## REQUEST
How many lines in these records hold the string "data"? State only that number.

··· ENTRIES SUPPLIED

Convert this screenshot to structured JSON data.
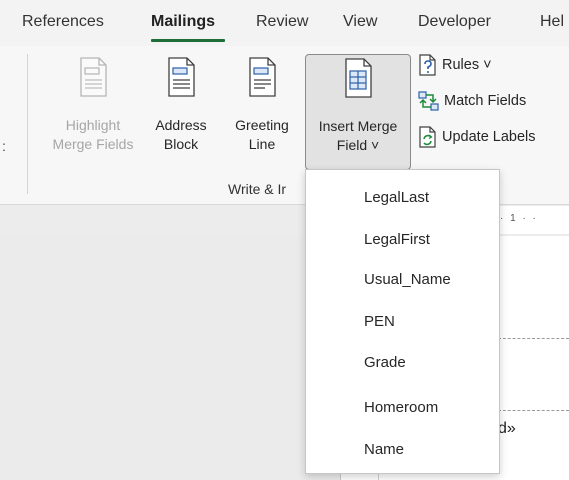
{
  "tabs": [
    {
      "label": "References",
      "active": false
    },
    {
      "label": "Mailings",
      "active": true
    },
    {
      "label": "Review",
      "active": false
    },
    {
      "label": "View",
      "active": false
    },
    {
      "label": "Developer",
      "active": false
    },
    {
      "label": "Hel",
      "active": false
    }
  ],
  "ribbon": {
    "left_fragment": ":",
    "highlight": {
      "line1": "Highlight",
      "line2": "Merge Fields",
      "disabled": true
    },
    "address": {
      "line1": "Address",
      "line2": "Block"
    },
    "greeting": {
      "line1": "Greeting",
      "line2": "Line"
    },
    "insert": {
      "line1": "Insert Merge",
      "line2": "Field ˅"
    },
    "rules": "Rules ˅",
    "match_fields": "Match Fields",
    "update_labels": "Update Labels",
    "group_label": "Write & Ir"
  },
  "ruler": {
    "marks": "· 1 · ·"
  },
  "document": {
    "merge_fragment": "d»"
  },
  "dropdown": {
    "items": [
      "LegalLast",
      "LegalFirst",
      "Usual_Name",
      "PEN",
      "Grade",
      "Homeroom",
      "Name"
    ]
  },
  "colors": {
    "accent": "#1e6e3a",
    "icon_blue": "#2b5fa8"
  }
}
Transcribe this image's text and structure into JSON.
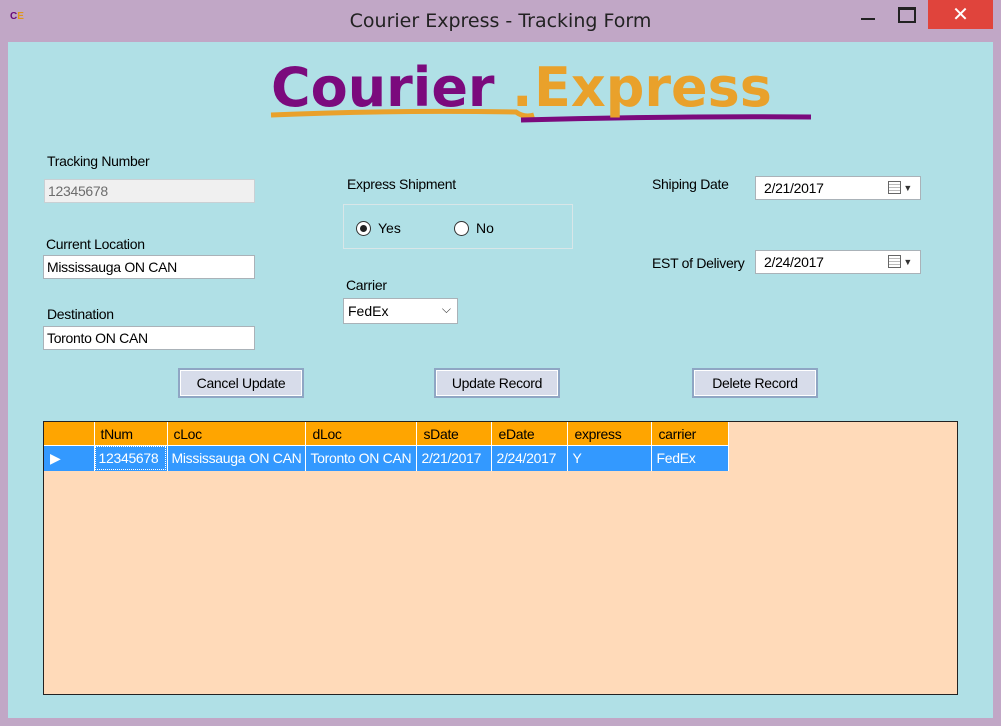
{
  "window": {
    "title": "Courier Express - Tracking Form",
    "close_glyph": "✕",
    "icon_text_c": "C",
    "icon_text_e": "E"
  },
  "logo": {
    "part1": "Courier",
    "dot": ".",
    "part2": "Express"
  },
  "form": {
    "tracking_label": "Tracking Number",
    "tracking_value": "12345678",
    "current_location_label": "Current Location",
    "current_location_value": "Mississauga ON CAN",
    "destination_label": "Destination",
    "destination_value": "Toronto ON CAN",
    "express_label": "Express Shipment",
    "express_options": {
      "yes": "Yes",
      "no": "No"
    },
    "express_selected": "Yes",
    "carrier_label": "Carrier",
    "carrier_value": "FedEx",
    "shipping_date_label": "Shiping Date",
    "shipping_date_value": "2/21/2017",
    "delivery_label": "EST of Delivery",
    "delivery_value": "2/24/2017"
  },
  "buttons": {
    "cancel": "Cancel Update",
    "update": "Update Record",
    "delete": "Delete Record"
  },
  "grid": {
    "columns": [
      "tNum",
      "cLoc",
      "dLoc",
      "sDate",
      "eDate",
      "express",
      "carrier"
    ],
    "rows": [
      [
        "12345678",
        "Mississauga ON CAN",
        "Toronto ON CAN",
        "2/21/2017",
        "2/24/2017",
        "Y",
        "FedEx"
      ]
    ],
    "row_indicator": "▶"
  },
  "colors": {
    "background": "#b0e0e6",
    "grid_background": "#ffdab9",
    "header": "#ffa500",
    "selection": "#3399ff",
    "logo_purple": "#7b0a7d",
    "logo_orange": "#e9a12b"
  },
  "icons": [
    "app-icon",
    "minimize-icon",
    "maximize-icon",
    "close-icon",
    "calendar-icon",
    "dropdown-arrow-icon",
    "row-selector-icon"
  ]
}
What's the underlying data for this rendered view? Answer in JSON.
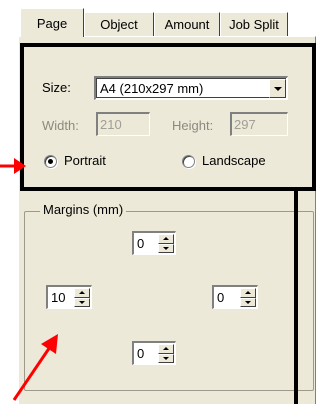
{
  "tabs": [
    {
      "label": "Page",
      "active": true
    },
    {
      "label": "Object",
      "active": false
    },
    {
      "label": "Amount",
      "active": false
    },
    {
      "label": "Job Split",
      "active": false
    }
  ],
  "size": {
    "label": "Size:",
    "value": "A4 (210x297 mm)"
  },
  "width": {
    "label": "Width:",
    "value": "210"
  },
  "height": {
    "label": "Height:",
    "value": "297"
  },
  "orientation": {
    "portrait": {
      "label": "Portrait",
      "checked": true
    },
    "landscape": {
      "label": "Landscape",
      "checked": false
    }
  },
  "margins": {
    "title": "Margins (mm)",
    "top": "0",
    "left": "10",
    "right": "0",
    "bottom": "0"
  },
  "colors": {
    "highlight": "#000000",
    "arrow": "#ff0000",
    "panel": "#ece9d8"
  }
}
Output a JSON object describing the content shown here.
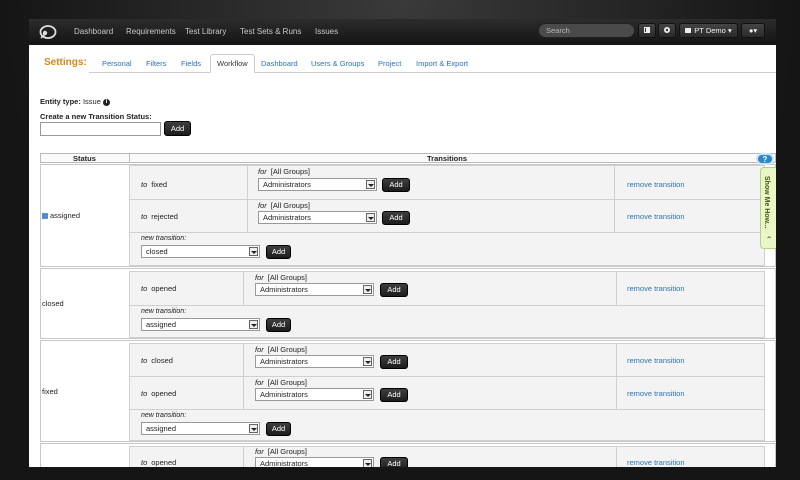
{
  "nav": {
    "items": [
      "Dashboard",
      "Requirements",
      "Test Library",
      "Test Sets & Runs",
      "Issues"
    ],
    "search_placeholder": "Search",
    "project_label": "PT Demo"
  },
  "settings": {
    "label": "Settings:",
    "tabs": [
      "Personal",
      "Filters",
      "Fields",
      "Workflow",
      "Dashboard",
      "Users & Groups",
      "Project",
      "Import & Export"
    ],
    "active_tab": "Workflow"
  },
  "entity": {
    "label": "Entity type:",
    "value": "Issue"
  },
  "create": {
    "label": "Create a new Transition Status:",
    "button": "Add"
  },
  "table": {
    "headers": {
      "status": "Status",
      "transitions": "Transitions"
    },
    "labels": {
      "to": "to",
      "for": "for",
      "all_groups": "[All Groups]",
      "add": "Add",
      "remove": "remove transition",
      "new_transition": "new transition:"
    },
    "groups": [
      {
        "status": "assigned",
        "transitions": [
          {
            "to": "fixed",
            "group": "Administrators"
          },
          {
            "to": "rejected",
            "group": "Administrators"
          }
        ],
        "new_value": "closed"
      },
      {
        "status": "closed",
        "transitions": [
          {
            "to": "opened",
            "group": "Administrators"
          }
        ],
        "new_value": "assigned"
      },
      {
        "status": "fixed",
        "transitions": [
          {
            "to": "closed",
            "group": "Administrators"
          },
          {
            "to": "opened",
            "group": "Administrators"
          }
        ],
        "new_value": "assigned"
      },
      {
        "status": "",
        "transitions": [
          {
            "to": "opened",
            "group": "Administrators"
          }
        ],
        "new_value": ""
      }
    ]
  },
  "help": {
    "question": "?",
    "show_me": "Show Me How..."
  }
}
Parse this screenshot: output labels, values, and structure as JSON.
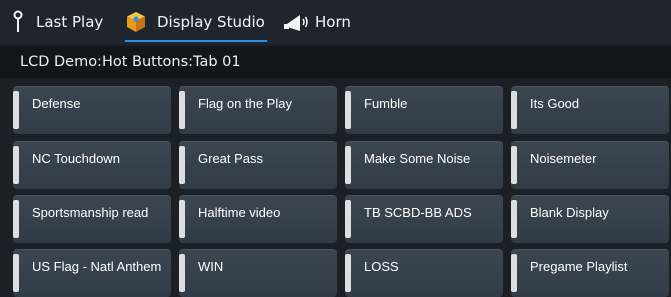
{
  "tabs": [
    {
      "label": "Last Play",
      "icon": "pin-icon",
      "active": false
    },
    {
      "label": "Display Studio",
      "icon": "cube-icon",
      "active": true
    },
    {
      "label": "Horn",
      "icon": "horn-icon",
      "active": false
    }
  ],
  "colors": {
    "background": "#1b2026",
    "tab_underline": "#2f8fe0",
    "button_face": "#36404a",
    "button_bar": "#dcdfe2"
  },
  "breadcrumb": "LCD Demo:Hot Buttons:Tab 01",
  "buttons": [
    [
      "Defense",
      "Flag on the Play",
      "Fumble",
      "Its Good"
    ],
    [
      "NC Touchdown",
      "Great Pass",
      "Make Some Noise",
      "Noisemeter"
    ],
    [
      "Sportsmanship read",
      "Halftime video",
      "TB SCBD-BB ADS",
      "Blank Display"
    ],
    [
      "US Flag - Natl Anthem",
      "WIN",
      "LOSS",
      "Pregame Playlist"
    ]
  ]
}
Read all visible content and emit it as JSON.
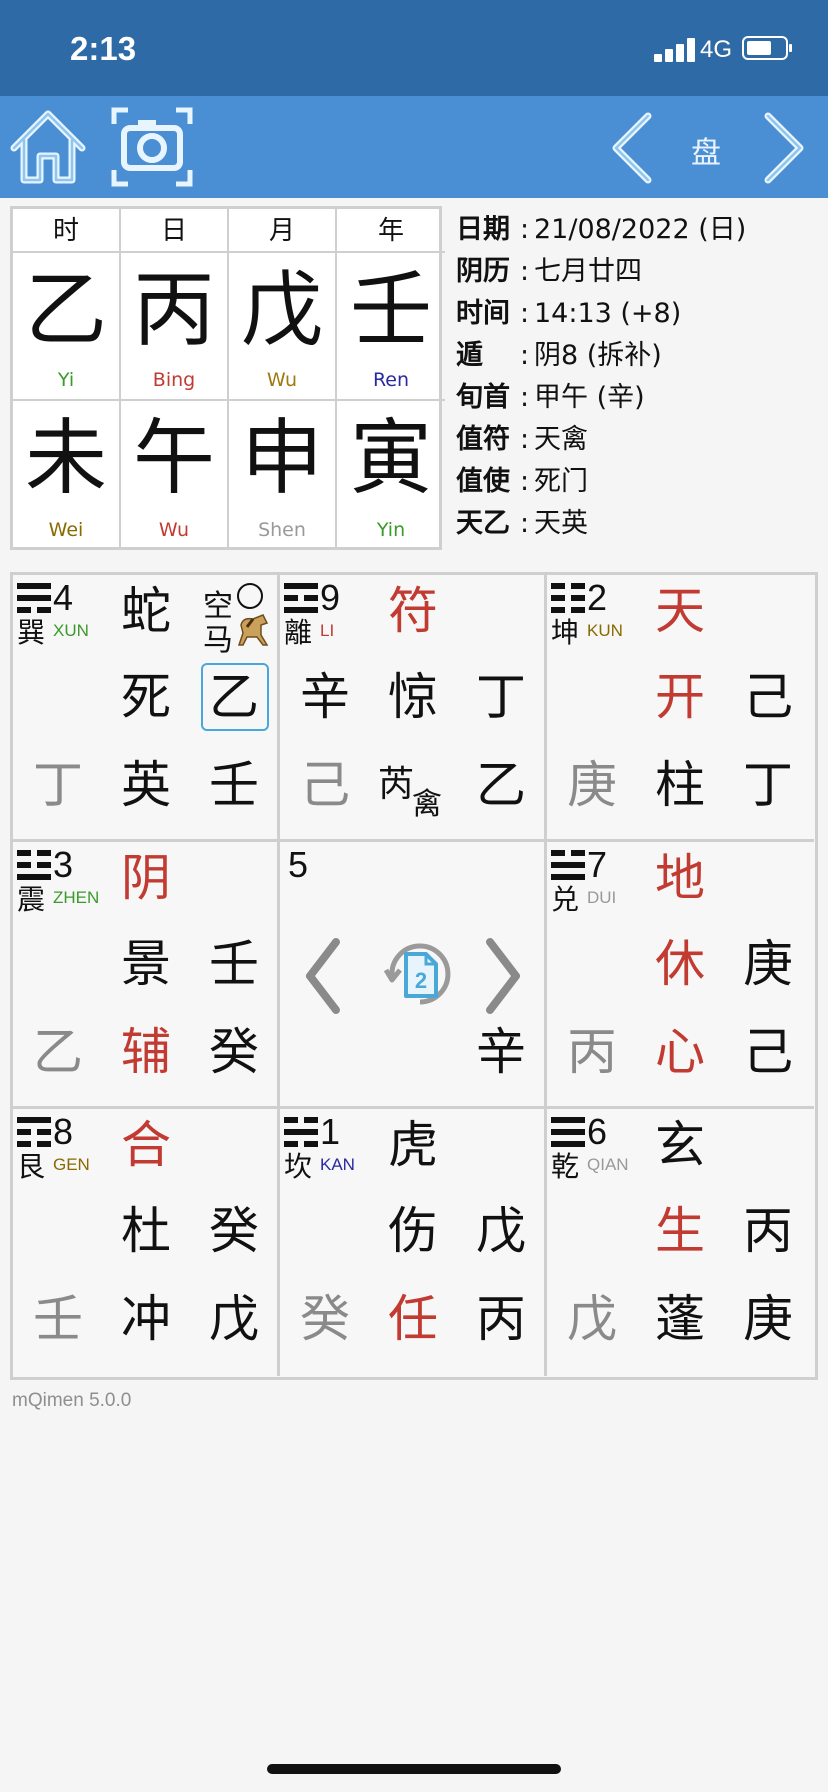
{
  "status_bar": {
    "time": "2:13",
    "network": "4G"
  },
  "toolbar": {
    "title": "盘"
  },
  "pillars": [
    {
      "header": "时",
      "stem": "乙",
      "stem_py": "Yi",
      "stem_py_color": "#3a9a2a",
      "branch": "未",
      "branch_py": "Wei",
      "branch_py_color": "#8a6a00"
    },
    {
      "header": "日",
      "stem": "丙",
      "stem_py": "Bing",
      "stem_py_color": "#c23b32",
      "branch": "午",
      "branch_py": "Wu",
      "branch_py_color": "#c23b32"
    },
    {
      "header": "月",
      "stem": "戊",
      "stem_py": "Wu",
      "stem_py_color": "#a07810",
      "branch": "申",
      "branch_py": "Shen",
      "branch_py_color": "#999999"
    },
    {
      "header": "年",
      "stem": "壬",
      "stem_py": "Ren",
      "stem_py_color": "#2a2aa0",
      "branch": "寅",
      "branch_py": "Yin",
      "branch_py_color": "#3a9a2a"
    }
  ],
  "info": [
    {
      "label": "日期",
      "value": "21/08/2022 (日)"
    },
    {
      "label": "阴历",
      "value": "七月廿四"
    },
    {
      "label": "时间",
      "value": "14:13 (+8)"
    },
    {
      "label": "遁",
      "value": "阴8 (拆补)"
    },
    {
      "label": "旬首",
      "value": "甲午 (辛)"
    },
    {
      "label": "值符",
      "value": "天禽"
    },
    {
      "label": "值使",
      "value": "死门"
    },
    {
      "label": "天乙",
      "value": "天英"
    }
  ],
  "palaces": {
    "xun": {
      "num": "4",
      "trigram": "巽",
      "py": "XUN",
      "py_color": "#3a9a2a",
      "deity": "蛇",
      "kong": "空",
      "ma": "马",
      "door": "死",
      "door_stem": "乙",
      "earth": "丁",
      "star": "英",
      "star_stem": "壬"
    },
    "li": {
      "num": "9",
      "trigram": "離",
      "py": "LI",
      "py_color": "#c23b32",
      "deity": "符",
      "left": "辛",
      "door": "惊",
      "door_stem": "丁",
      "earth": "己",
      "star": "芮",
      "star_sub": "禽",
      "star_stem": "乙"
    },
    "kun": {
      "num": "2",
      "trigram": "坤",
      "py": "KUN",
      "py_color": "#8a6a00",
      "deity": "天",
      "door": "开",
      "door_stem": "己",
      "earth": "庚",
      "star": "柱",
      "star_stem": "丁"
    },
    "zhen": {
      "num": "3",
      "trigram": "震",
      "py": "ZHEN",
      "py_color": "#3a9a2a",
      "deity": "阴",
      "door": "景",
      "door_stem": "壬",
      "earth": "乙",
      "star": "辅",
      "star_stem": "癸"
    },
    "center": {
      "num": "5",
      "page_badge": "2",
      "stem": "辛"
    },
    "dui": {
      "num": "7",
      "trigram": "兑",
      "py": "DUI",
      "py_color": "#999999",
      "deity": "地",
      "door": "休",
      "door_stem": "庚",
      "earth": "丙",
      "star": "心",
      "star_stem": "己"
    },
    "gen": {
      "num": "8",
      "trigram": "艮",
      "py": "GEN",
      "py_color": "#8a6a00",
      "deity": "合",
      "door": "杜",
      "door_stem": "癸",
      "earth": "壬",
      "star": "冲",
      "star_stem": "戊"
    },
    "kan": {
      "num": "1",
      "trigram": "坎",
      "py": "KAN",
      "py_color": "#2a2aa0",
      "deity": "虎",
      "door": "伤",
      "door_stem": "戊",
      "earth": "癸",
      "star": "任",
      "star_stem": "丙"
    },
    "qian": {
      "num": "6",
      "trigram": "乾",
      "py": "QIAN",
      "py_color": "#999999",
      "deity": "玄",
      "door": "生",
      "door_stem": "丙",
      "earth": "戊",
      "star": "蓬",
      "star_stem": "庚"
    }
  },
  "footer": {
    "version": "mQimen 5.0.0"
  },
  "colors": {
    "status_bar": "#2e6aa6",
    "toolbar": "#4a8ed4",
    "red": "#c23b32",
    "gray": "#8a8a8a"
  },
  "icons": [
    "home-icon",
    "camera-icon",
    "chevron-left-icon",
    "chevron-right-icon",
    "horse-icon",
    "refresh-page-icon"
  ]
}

······

## RESPONSE TO THE EXERCISE
2